--- Start of TASK INPUT ---

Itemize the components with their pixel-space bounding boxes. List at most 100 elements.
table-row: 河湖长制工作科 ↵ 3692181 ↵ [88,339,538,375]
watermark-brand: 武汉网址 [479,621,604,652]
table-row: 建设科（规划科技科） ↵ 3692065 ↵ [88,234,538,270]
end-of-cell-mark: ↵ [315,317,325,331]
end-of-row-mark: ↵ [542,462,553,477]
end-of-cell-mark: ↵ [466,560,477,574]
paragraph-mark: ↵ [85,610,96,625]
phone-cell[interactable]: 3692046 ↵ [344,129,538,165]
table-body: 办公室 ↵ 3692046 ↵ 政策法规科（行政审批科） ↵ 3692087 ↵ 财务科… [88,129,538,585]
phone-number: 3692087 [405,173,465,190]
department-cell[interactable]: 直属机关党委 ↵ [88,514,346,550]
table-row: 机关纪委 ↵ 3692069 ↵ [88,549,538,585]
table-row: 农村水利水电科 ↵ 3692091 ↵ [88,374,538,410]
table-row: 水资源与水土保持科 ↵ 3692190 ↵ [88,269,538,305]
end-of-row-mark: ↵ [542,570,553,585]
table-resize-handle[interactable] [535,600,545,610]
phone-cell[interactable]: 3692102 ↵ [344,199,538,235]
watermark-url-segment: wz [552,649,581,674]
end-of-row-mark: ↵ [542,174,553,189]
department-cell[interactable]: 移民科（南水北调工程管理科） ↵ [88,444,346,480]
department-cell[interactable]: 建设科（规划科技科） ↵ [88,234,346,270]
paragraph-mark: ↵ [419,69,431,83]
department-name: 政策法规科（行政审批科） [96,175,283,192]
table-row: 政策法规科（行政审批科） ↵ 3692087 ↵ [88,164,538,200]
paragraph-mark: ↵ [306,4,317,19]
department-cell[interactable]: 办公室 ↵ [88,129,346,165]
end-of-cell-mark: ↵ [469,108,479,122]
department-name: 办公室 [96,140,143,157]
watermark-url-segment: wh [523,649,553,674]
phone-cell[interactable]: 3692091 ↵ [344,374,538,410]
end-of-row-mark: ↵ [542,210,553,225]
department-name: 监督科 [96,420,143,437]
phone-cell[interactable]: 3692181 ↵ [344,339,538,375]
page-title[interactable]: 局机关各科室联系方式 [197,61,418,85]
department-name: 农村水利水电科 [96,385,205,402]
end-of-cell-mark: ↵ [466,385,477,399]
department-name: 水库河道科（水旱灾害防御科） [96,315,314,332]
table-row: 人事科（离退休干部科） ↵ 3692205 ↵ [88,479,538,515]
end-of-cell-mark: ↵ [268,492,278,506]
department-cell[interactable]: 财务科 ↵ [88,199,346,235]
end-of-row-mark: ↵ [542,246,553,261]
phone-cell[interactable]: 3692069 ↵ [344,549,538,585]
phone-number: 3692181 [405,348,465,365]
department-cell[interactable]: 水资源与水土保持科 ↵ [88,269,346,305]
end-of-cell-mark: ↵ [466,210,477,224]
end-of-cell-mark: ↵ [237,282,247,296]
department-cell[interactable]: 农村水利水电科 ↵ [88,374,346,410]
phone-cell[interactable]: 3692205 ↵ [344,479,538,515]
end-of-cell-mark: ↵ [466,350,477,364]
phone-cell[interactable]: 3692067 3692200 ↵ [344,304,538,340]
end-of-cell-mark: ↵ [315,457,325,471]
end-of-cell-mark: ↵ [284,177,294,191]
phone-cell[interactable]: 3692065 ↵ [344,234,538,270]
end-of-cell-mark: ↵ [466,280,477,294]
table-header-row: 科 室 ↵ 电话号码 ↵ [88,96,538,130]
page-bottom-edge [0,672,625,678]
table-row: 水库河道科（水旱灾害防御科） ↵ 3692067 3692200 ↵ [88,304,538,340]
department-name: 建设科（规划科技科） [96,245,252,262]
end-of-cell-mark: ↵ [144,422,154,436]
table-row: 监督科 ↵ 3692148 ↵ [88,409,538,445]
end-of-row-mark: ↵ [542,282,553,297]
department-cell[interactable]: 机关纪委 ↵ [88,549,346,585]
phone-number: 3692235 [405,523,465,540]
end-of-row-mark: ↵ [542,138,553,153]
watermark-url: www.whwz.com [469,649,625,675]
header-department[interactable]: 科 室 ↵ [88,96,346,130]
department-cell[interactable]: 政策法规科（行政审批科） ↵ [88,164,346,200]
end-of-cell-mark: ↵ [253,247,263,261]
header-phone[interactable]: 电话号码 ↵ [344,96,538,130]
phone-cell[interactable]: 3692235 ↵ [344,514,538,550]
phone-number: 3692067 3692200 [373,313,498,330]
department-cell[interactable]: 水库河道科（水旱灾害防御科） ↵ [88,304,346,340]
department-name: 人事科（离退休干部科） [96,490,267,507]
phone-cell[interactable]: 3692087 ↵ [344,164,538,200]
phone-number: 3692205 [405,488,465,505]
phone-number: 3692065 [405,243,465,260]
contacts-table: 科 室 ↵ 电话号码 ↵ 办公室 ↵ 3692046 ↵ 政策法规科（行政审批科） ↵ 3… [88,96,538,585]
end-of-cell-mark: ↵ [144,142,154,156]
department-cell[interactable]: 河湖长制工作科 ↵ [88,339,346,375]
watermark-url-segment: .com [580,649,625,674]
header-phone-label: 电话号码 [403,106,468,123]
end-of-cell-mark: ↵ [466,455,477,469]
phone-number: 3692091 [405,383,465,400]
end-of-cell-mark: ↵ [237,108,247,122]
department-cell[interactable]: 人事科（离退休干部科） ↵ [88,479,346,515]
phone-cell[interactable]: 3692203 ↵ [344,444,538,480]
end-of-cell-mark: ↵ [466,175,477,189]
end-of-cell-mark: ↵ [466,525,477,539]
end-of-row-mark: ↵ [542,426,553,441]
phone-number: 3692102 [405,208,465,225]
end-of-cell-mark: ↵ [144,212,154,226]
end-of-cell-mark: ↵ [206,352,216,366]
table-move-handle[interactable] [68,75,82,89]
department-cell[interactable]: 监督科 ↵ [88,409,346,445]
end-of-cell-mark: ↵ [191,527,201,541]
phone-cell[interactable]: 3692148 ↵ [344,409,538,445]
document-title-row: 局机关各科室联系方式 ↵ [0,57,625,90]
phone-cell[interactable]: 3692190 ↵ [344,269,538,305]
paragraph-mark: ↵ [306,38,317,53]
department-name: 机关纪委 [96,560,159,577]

--- End of TASK INPUT ---

#### PROBLEM TO WORK ON
Reproduce the records from the very beginning up to and including the line containing "phone-cell[interactable]: 3692046 ↵", copying every line between them without change.

#### SOLUTION TO THE EXERCISE
Itemize the components with their pixel-space bounding boxes. List at most 100 elements.
table-row: 河湖长制工作科 ↵ 3692181 ↵ [88,339,538,375]
watermark-brand: 武汉网址 [479,621,604,652]
table-row: 建设科（规划科技科） ↵ 3692065 ↵ [88,234,538,270]
end-of-cell-mark: ↵ [315,317,325,331]
end-of-row-mark: ↵ [542,462,553,477]
end-of-cell-mark: ↵ [466,560,477,574]
paragraph-mark: ↵ [85,610,96,625]
phone-cell[interactable]: 3692046 ↵ [344,129,538,165]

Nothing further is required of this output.